Return the entries below verbatim. Pictures stay out.

# # # #

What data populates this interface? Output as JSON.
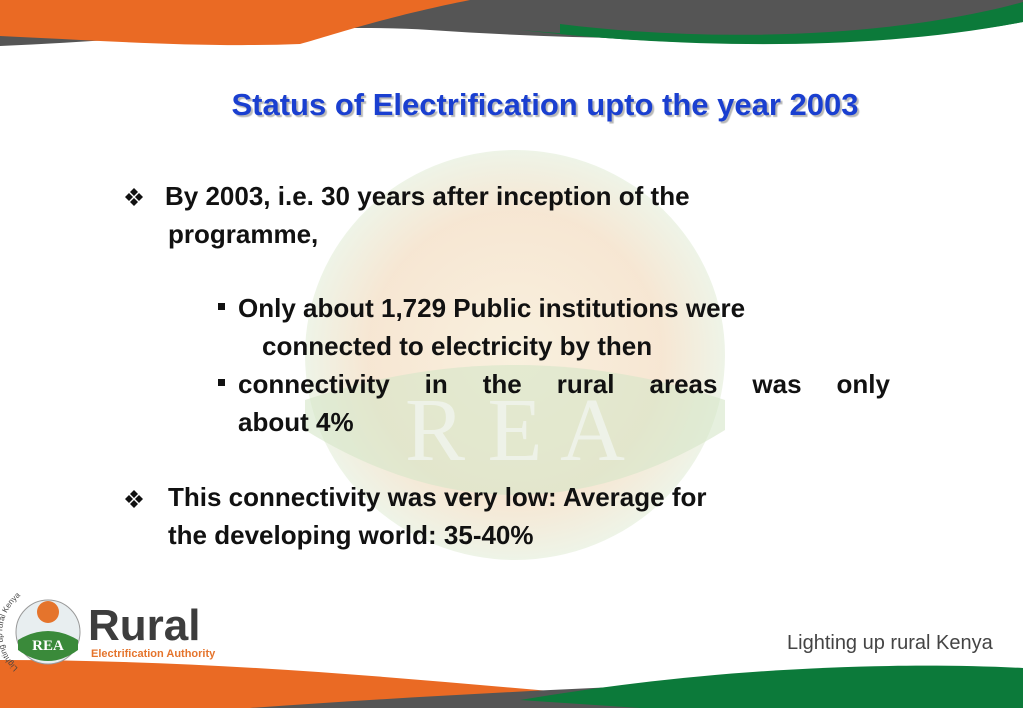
{
  "title": "Status of Electrification upto the year 2003",
  "bullets": [
    {
      "lines": [
        "By 2003, i.e. 30 years after inception of the",
        "programme,"
      ],
      "sub_bullets": [
        {
          "lines": [
            "Only about 1,729 Public institutions were",
            "connected to electricity by then"
          ]
        },
        {
          "lines": [
            "connectivity in the rural areas was only",
            "about 4%"
          ]
        }
      ]
    },
    {
      "lines": [
        "This connectivity was very low: Average for",
        "the developing world: 35-40%"
      ]
    }
  ],
  "watermark": "R E A",
  "logo": {
    "emblem": "REA",
    "ring": "Lighting up rural Kenya",
    "name": "Rural",
    "subtitle": "Electrification Authority"
  },
  "tagline": "Lighting up rural Kenya"
}
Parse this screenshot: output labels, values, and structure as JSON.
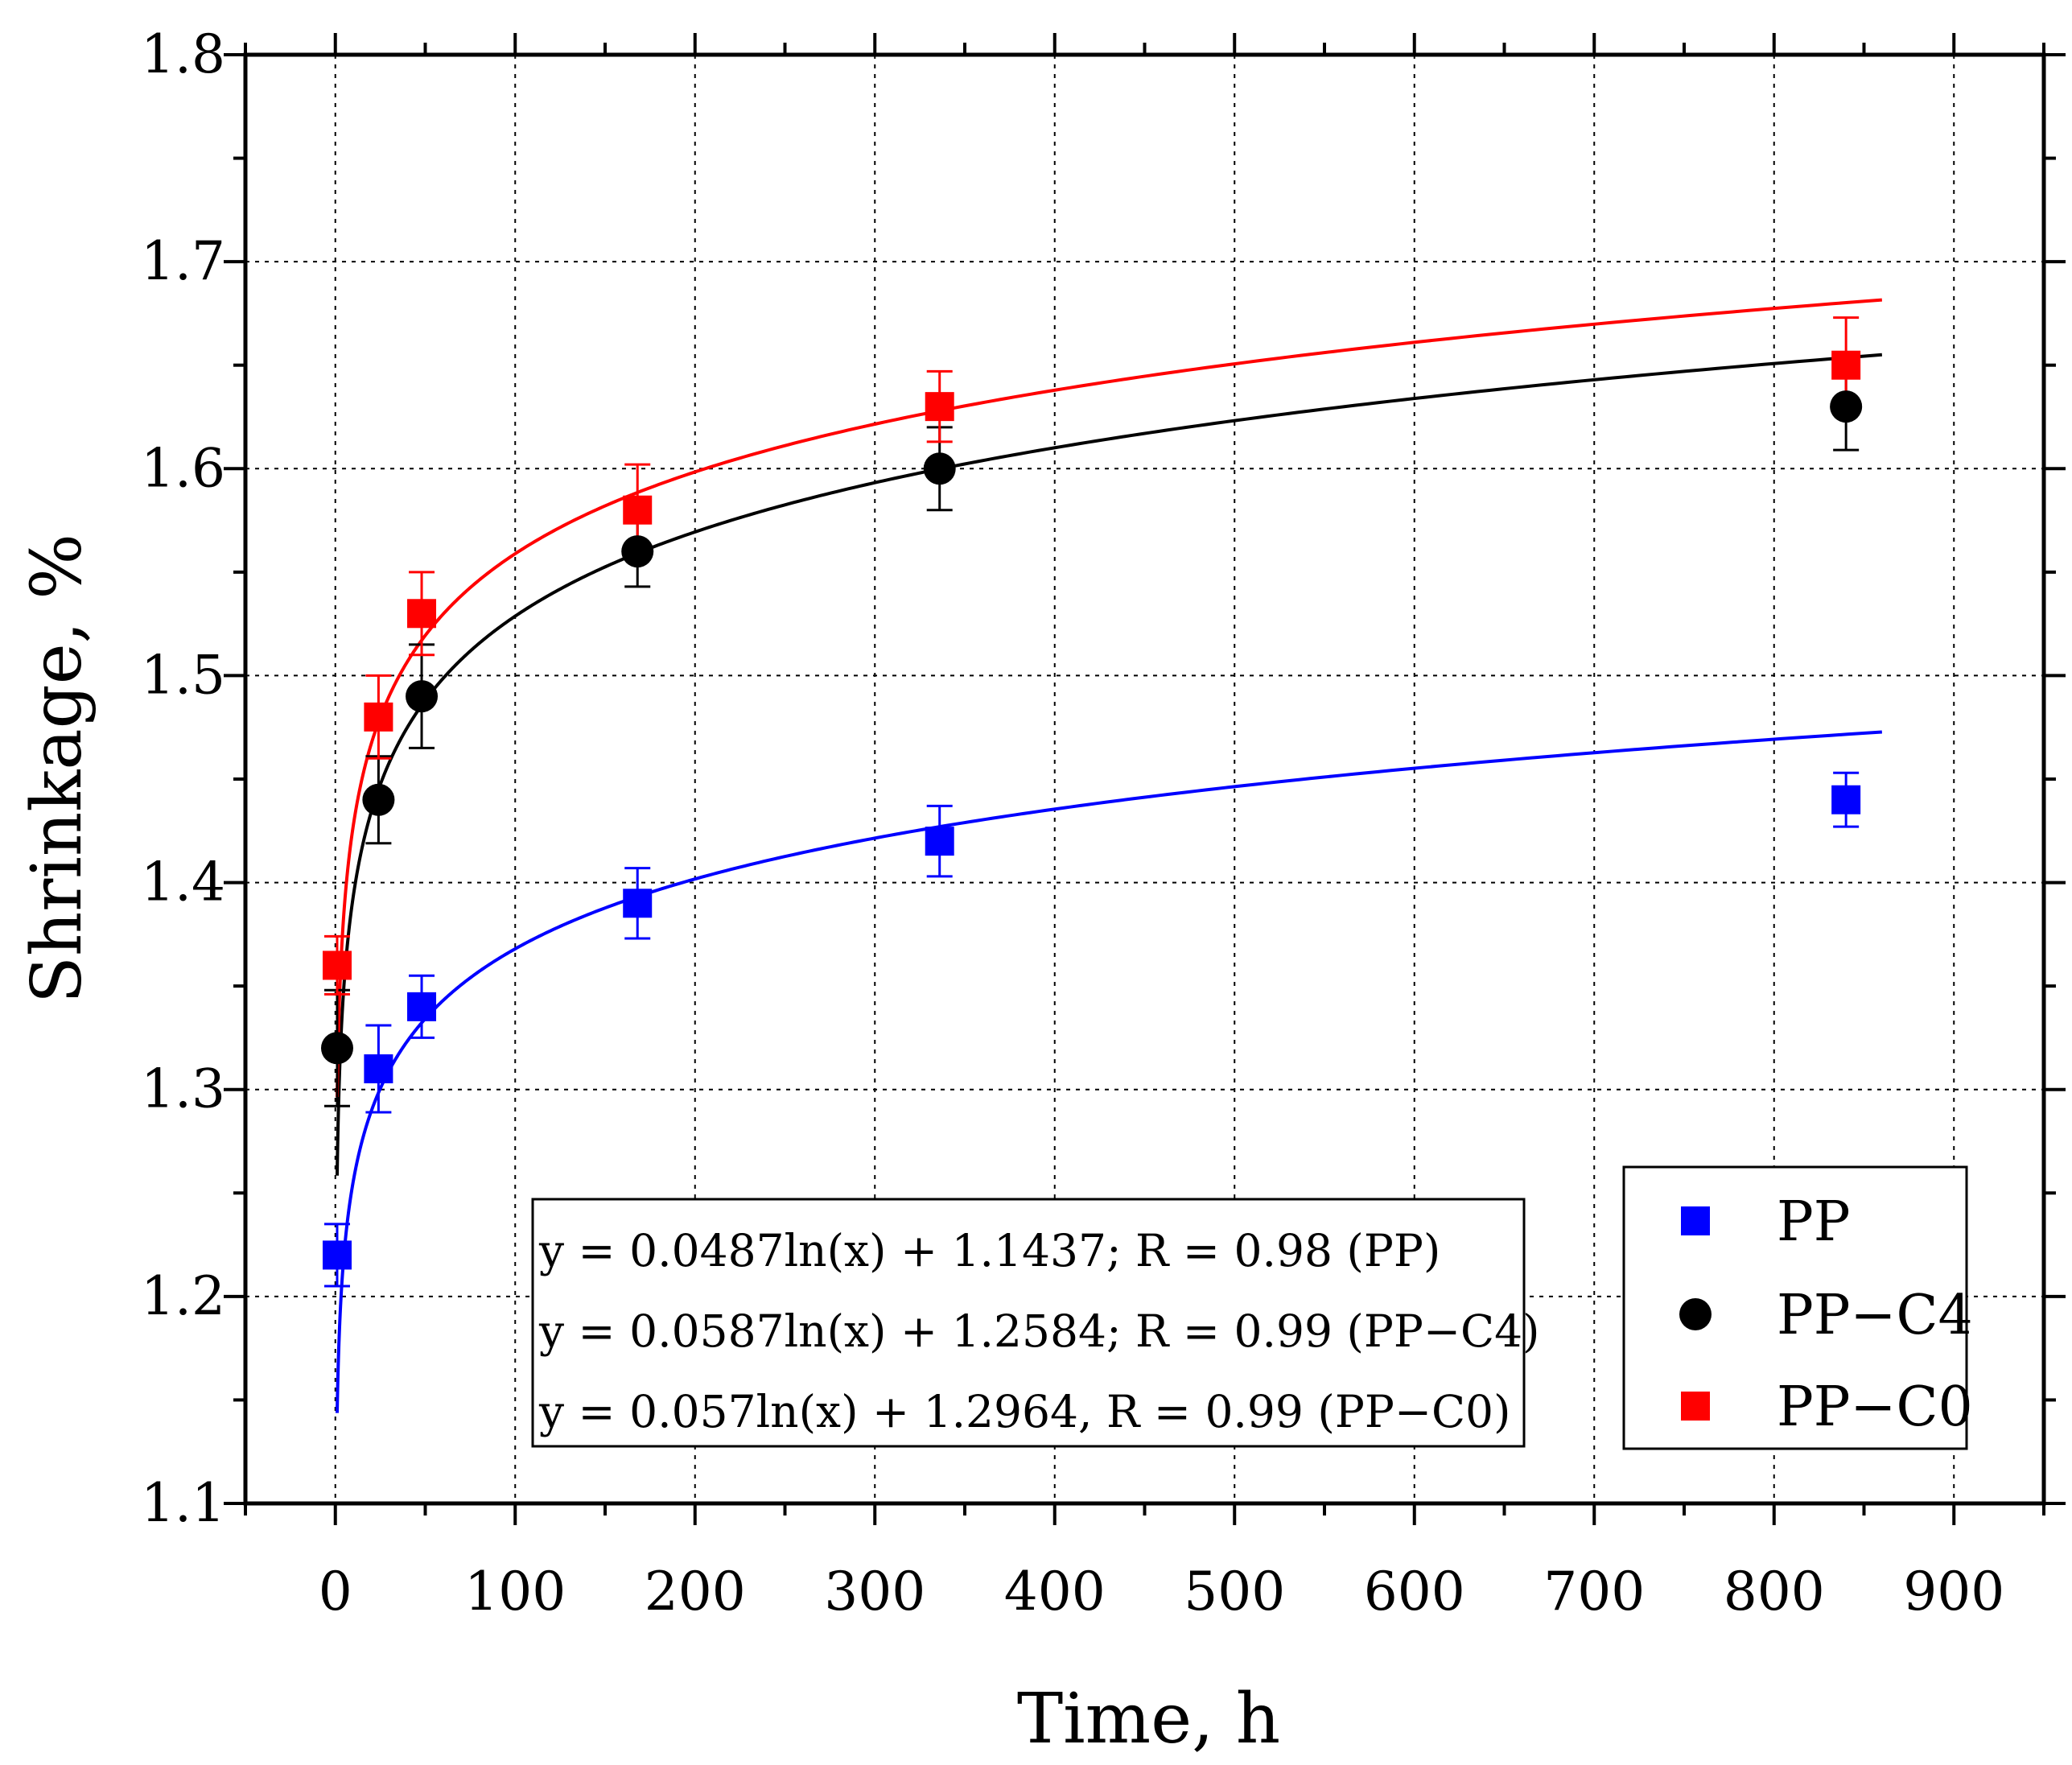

# # # #

**WRITTEN ANSWER:**
What data populates this interface? Output as JSON.
{
  "title": "Status of Electrification upto the year 2003",
  "bullets": [
    {
      "lines": [
        "By 2003, i.e. 30 years after inception of the",
        "programme,"
      ],
      "sub_bullets": [
        {
          "lines": [
            "Only about 1,729 Public institutions were",
            "connected to electricity by then"
          ]
        },
        {
          "lines": [
            "connectivity in the rural areas was only",
            "about 4%"
          ]
        }
      ]
    },
    {
      "lines": [
        "This connectivity was very low: Average for",
        "the developing world: 35-40%"
      ]
    }
  ],
  "watermark": "R E A",
  "logo": {
    "emblem": "REA",
    "ring": "Lighting up rural Kenya",
    "name": "Rural",
    "subtitle": "Electrification Authority"
  },
  "tagline": "Lighting up rural Kenya"
}
Parse this screenshot: output labels, values, and structure as JSON.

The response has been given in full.